#### Given request
Look for the string "namjene" and copy every line that has it.

#### Task material
----------

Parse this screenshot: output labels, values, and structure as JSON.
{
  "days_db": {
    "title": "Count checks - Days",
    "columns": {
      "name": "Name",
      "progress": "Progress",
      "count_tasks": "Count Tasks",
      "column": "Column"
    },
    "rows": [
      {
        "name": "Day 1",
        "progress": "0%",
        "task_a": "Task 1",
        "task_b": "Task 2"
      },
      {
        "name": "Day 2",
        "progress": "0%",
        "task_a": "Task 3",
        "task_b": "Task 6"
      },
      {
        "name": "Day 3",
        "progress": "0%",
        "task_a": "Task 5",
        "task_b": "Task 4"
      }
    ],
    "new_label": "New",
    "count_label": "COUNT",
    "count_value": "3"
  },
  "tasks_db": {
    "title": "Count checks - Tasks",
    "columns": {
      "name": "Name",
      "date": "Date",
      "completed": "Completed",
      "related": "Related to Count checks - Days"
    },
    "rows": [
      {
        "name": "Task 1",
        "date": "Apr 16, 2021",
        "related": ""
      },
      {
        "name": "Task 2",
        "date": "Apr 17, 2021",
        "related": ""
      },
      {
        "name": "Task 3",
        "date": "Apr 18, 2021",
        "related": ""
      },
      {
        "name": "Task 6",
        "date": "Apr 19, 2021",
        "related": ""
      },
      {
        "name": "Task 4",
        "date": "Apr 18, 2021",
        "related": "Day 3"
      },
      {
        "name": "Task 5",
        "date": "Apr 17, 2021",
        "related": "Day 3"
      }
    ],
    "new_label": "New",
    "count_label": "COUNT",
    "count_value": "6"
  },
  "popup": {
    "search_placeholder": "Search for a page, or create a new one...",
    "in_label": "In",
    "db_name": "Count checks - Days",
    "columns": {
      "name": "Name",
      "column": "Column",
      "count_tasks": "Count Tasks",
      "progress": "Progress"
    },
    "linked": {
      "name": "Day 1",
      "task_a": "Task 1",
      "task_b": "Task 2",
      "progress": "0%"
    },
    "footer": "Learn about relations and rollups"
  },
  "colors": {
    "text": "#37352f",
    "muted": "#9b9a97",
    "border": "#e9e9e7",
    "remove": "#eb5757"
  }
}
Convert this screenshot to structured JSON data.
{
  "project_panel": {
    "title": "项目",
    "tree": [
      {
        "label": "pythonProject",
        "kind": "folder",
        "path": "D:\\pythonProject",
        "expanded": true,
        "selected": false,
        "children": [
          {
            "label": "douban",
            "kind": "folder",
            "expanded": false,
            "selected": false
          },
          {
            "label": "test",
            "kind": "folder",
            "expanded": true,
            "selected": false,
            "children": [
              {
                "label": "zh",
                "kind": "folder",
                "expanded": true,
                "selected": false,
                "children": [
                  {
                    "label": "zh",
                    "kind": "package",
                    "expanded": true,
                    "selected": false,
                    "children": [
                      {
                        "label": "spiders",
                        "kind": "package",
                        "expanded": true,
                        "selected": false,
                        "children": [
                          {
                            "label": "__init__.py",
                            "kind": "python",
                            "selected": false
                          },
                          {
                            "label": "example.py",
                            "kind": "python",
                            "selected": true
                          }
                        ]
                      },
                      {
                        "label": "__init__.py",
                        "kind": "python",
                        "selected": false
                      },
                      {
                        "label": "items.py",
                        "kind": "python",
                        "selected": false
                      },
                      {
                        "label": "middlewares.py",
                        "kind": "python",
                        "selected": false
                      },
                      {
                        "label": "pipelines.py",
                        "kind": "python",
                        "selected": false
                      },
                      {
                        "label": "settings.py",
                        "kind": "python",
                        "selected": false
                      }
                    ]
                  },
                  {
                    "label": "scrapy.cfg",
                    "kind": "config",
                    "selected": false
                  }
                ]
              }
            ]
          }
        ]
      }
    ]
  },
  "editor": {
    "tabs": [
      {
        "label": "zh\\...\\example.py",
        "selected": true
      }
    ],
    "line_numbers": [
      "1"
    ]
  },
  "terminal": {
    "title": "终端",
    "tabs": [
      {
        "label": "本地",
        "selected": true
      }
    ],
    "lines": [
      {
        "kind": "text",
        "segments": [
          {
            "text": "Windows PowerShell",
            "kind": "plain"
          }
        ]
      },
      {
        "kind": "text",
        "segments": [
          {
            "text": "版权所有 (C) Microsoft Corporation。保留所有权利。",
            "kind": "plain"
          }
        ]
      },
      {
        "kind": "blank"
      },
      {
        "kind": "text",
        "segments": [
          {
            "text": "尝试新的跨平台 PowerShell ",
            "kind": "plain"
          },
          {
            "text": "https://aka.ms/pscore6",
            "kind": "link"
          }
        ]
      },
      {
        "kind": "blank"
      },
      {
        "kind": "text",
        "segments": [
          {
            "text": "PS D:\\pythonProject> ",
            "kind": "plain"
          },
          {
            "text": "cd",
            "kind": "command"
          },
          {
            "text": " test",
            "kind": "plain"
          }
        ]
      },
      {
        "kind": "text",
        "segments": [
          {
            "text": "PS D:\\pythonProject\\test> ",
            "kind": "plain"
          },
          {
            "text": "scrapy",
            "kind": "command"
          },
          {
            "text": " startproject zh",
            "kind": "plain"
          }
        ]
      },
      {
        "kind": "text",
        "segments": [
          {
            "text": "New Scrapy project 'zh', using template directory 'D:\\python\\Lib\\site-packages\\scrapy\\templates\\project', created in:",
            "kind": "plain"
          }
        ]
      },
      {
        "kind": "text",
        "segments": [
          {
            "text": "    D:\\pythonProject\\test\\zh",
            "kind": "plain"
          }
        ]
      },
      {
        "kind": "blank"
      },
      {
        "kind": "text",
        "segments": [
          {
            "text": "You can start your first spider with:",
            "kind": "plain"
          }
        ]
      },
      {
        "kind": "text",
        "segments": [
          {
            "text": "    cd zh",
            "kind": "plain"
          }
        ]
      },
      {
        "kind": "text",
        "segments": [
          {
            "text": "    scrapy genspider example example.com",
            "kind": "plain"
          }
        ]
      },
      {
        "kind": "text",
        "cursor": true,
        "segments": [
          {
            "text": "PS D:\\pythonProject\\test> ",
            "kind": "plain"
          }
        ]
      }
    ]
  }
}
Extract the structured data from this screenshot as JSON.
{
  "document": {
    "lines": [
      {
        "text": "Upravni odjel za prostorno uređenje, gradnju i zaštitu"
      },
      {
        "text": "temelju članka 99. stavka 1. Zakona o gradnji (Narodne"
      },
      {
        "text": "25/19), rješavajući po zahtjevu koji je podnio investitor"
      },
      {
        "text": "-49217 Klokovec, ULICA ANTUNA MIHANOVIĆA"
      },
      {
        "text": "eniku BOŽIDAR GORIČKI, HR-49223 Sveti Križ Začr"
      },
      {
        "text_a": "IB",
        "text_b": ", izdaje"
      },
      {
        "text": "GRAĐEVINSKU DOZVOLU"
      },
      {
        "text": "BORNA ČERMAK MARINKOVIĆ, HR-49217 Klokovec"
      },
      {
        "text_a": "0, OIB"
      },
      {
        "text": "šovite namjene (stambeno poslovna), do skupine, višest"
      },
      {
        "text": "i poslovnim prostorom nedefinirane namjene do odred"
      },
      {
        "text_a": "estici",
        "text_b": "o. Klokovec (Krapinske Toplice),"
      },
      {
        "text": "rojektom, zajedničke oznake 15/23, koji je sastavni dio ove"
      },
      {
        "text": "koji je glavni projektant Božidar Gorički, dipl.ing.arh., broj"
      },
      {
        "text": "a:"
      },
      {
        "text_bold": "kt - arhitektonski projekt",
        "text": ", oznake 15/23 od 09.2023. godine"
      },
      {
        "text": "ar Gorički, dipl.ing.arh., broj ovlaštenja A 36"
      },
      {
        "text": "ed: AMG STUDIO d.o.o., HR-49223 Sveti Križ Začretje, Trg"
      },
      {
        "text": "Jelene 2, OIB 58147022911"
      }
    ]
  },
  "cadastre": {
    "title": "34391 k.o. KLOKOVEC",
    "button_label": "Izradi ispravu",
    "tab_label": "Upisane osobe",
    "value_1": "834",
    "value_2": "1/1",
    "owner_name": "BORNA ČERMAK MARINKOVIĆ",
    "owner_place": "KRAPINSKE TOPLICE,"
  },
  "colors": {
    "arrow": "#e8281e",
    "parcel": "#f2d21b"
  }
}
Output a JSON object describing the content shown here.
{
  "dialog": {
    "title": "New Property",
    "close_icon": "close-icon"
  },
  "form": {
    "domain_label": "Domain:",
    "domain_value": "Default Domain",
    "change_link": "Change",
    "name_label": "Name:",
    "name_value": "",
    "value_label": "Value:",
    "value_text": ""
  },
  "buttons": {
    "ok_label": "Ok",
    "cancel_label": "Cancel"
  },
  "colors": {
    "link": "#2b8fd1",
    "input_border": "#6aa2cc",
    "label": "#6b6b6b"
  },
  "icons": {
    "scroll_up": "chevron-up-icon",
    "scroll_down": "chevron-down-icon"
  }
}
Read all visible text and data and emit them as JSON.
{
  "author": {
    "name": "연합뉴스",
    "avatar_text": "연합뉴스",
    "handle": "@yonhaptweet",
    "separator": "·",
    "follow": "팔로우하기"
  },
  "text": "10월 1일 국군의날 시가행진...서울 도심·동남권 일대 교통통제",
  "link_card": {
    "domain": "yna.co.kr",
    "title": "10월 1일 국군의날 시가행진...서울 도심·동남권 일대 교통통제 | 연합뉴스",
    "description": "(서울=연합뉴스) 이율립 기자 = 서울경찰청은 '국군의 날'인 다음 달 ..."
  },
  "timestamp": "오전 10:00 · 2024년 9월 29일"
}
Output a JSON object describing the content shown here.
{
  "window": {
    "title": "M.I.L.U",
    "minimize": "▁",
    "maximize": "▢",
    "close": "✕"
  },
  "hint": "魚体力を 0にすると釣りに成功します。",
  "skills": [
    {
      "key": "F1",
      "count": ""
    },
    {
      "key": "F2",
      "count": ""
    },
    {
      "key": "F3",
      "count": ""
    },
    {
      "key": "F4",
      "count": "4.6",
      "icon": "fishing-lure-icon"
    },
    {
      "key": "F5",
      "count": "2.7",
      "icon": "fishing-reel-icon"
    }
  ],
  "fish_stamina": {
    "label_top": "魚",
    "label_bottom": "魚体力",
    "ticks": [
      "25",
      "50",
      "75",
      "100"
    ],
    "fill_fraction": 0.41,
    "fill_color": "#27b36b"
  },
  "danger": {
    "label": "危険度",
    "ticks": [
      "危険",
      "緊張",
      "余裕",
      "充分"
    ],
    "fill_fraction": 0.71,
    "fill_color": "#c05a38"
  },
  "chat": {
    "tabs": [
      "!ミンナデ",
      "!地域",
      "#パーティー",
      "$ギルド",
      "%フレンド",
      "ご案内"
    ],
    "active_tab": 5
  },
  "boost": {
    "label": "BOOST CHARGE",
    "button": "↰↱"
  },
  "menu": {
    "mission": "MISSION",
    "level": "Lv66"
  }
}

----------

#### Answer to the task
        "text": "šovite namjene (stambeno poslovna), do skupine, višest"
        "text": "i poslovnim prostorom nedefinirane namjene do odred"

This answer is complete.